### Records for processing
((

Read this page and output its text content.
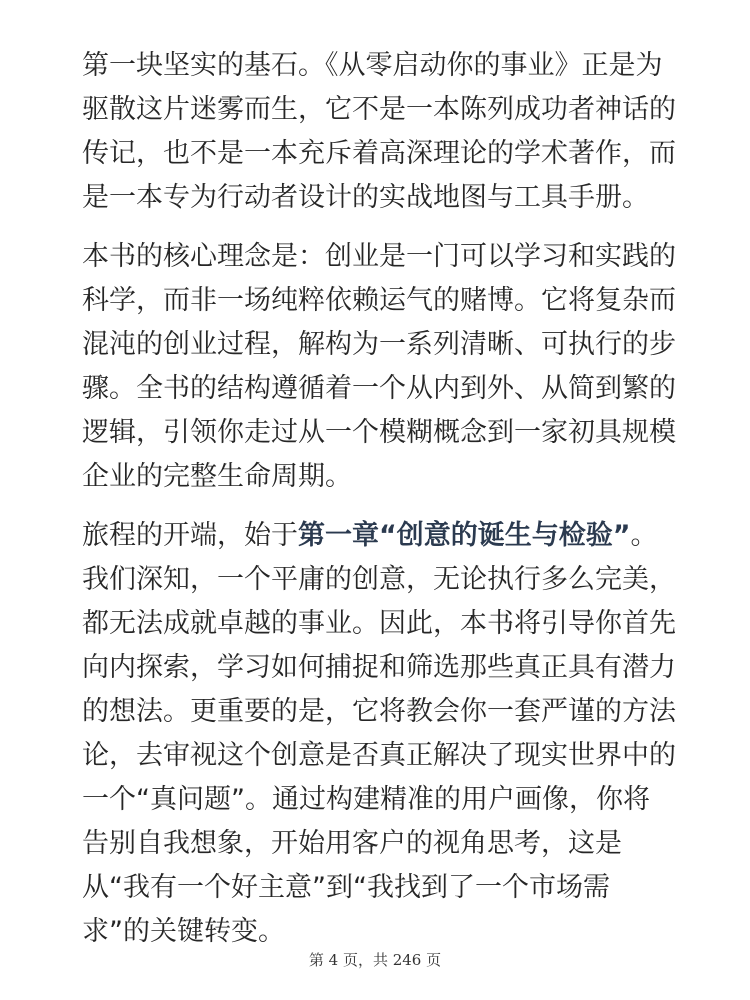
第一块坚实的基石。《从零启动你的事业》正是为
驱散这片迷雾而生，它不是一本陈列成功者神话的
传记，也不是一本充斥着高深理论的学术著作，而
是一本专为行动者设计的实战地图与工具手册。
本书的核心理念是：创业是一门可以学习和实践的
科学，而非一场纯粹依赖运气的赌博。它将复杂而
混沌的创业过程，解构为一系列清晰、可执行的步
骤。全书的结构遵循着一个从内到外、从简到繁的
逻辑，引领你走过从一个模糊概念到一家初具规模
企业的完整生命周期。
旅程的开端，始于第一章“创意的诞生与检验”。
我们深知，一个平庸的创意，无论执行多么完美，
都无法成就卓越的事业。因此，本书将引导你首先
向内探索，学习如何捕捉和筛选那些真正具有潜力
的想法。更重要的是，它将教会你一套严谨的方法
论，去审视这个创意是否真正解决了现实世界中的
一个“真问题”。通过构建精准的用户画像，你将
告别自我想象，开始用客户的视角思考，这是
从“我有一个好主意”到“我找到了一个市场需
求”的关键转变。
第 4 页，共 246 页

))

### Do this
Above are records with pictures; repeat the records exactly and leave the pictures out.

### Answer in full
Read this page and output its text content.
第一块坚实的基石。《从零启动你的事业》正是为
驱散这片迷雾而生，它不是一本陈列成功者神话的
传记，也不是一本充斥着高深理论的学术著作，而
是一本专为行动者设计的实战地图与工具手册。
本书的核心理念是：创业是一门可以学习和实践的
科学，而非一场纯粹依赖运气的赌博。它将复杂而
混沌的创业过程，解构为一系列清晰、可执行的步
骤。全书的结构遵循着一个从内到外、从简到繁的
逻辑，引领你走过从一个模糊概念到一家初具规模
企业的完整生命周期。
旅程的开端，始于第一章“创意的诞生与检验”。
我们深知，一个平庸的创意，无论执行多么完美，
都无法成就卓越的事业。因此，本书将引导你首先
向内探索，学习如何捕捉和筛选那些真正具有潜力
的想法。更重要的是，它将教会你一套严谨的方法
论，去审视这个创意是否真正解决了现实世界中的
一个“真问题”。通过构建精准的用户画像，你将
告别自我想象，开始用客户的视角思考，这是
从“我有一个好主意”到“我找到了一个市场需
求”的关键转变。
第 4 页，共 246 页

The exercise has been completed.